[Recorded data]
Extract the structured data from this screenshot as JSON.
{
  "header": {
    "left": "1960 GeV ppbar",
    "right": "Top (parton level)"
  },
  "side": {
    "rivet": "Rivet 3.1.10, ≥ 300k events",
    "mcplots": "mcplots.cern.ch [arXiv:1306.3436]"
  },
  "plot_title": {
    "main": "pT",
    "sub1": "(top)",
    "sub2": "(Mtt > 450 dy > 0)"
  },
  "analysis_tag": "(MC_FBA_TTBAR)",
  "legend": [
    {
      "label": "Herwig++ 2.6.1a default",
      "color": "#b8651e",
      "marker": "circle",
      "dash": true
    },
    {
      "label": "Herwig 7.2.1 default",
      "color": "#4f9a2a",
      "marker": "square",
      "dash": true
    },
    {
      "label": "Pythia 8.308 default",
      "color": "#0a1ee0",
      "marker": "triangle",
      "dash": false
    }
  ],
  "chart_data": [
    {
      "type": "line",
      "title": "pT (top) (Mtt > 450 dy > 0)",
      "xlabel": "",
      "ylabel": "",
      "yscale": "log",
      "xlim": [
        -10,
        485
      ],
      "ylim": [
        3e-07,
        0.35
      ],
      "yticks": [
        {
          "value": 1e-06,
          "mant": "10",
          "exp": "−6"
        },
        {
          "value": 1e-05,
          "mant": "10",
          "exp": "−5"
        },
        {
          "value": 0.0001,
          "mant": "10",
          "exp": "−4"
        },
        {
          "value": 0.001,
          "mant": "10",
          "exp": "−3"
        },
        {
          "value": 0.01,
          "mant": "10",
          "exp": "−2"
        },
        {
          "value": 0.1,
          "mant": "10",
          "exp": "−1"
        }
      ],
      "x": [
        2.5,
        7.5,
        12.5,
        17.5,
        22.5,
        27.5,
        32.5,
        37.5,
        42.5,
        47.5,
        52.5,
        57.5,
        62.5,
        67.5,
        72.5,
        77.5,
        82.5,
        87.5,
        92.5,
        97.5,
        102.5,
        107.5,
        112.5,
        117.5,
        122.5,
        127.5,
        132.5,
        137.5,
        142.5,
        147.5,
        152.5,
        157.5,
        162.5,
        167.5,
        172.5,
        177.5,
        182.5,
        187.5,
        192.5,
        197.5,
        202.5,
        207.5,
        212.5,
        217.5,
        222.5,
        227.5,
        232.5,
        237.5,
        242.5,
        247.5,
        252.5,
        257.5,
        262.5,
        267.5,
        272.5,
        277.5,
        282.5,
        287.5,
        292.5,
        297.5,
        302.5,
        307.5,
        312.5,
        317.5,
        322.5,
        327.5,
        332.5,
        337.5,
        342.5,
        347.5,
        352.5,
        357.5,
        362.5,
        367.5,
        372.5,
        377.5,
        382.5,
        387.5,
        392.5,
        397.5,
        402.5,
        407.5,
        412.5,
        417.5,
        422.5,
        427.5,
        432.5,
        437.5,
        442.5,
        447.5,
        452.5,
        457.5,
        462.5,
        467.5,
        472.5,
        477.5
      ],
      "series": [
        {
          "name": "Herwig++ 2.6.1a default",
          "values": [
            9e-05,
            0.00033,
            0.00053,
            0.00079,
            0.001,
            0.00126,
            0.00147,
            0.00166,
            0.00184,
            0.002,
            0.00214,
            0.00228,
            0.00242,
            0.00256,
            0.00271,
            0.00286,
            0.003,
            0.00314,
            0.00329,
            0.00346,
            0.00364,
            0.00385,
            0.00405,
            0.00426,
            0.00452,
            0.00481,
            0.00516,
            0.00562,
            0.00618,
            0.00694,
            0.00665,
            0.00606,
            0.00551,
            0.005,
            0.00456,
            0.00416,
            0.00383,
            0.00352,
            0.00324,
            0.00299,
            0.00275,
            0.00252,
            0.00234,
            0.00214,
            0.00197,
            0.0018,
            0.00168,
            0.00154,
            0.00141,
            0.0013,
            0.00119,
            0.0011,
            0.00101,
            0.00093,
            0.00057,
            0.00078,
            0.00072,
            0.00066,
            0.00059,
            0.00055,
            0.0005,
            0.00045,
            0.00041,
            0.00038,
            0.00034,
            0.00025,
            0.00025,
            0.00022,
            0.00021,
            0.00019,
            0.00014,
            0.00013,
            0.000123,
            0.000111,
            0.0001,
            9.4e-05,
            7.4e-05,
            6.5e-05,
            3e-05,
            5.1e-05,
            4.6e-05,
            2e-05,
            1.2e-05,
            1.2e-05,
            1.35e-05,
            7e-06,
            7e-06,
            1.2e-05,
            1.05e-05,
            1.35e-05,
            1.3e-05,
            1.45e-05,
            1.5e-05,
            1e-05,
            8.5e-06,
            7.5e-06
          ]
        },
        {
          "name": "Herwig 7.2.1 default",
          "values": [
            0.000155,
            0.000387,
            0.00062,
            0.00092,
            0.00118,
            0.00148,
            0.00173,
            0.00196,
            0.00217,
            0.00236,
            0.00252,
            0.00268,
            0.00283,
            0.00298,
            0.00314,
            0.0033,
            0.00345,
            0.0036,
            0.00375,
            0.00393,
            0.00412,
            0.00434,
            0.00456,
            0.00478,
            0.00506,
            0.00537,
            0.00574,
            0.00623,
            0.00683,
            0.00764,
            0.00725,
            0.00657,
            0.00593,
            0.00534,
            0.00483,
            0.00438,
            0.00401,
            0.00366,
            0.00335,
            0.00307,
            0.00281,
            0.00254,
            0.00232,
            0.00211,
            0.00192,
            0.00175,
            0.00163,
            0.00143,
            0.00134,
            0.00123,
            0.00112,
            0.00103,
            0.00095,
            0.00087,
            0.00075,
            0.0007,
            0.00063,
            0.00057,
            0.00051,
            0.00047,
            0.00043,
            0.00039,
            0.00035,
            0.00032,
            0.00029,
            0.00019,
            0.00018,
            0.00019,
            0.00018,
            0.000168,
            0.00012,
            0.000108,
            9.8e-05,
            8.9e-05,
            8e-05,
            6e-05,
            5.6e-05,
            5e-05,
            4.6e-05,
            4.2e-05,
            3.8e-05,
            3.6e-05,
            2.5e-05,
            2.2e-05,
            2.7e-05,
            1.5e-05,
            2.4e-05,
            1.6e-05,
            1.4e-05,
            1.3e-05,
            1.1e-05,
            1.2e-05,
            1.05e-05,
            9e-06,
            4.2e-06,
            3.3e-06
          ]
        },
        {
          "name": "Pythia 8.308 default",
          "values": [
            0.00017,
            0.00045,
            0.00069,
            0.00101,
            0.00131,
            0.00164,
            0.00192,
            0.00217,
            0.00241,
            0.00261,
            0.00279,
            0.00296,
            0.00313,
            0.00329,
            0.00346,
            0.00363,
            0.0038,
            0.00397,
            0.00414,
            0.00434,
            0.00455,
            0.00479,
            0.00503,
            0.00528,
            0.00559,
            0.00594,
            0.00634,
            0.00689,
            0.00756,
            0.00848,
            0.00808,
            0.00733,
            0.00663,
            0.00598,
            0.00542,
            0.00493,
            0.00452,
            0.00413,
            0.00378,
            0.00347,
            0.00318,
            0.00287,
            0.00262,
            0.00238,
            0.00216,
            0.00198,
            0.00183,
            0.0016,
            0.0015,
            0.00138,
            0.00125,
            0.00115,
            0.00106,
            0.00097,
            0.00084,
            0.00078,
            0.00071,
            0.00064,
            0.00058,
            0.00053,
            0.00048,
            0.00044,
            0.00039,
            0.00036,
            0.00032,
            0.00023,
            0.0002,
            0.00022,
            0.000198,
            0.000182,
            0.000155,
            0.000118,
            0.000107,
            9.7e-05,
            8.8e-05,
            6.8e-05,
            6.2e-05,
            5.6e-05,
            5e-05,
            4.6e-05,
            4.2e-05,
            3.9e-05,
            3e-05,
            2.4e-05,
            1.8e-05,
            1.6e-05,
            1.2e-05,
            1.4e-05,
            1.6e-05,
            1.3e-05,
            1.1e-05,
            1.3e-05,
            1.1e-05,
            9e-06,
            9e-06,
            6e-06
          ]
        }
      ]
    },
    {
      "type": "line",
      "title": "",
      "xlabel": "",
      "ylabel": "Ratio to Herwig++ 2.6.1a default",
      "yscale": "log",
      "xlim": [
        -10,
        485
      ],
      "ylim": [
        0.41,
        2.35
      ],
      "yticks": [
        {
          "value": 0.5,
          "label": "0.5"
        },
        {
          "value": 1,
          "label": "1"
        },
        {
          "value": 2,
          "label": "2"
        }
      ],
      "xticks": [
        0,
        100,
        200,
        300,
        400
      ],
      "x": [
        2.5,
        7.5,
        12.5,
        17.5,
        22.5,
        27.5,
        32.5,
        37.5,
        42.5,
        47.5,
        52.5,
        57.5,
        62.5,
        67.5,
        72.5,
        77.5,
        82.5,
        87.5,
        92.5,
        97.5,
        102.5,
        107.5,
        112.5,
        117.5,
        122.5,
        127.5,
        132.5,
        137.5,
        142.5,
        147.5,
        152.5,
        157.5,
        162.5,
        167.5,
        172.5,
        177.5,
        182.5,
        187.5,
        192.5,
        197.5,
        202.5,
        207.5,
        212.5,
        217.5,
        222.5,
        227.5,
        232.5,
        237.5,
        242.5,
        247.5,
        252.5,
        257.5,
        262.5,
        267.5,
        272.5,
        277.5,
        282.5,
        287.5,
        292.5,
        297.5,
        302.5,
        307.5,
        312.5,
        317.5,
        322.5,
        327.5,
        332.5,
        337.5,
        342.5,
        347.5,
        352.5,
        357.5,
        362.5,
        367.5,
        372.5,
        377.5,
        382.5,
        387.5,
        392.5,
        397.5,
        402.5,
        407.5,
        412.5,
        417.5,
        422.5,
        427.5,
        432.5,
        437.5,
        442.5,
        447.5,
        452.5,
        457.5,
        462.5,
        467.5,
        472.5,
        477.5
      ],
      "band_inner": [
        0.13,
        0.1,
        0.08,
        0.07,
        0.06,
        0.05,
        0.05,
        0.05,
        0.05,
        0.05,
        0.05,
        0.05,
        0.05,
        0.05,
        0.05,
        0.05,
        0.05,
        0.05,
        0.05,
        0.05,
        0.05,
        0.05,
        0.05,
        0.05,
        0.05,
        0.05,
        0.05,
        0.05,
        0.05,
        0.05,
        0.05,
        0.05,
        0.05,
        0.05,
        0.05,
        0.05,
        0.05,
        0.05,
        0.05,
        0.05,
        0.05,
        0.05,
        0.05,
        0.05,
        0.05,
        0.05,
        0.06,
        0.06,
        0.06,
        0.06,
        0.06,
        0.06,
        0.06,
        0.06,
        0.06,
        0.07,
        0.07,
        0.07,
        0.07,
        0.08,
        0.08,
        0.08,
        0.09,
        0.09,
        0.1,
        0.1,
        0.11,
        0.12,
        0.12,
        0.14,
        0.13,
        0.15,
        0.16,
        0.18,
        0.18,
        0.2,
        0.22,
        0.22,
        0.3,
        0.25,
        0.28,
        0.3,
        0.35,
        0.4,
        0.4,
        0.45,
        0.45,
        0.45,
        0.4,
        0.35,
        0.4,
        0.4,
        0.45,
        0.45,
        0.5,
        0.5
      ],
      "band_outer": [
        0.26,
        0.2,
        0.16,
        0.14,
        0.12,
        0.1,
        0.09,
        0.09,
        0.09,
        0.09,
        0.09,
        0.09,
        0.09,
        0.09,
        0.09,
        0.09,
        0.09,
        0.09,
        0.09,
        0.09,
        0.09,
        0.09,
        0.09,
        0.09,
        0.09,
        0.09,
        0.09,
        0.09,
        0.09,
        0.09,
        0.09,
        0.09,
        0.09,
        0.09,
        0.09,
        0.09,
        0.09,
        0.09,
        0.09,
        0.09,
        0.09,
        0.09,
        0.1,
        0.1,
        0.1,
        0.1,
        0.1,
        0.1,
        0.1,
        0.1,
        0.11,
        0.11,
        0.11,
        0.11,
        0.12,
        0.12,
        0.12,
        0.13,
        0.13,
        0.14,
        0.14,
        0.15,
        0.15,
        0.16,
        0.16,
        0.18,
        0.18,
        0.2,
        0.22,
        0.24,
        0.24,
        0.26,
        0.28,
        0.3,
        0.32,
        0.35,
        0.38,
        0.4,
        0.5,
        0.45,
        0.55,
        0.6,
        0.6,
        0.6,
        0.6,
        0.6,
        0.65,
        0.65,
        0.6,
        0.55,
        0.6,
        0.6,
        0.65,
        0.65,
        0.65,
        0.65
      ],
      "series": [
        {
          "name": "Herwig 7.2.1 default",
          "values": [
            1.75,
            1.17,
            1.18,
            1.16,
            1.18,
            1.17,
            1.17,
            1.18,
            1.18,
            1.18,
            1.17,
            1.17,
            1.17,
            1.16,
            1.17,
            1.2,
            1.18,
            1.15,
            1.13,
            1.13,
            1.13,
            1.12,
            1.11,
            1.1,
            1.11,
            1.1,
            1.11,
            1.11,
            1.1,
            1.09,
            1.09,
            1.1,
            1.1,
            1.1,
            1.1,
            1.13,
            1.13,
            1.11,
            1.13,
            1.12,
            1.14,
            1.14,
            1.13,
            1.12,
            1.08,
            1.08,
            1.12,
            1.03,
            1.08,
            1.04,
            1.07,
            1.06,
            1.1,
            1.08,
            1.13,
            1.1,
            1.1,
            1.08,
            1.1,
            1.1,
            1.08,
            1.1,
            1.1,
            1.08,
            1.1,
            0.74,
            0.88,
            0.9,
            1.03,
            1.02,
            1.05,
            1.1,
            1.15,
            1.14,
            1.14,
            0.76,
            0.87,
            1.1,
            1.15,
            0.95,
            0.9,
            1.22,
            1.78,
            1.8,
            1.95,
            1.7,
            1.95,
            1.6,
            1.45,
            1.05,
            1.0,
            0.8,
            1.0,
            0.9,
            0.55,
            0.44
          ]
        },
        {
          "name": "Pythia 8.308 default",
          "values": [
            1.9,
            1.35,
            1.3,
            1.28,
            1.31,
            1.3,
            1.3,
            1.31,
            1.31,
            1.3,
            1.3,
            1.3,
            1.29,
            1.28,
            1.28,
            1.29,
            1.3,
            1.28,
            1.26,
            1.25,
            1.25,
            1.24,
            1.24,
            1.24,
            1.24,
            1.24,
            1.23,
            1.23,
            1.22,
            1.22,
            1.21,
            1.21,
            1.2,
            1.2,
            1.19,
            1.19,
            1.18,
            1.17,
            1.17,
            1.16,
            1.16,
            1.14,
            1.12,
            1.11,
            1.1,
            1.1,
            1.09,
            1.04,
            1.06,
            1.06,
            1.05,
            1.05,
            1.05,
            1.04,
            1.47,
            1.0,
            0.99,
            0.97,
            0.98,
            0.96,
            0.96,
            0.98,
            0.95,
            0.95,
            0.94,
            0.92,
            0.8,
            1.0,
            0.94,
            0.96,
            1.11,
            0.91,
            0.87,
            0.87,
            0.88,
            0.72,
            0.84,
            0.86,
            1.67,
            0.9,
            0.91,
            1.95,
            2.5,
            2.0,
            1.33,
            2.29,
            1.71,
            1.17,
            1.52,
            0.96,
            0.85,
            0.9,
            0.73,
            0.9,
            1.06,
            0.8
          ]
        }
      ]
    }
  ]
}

• What the task requires:
Extract each line holding the string "color".

• The answer:
      "color": "#b8651e",
      "color": "#4f9a2a",
      "color": "#0a1ee0",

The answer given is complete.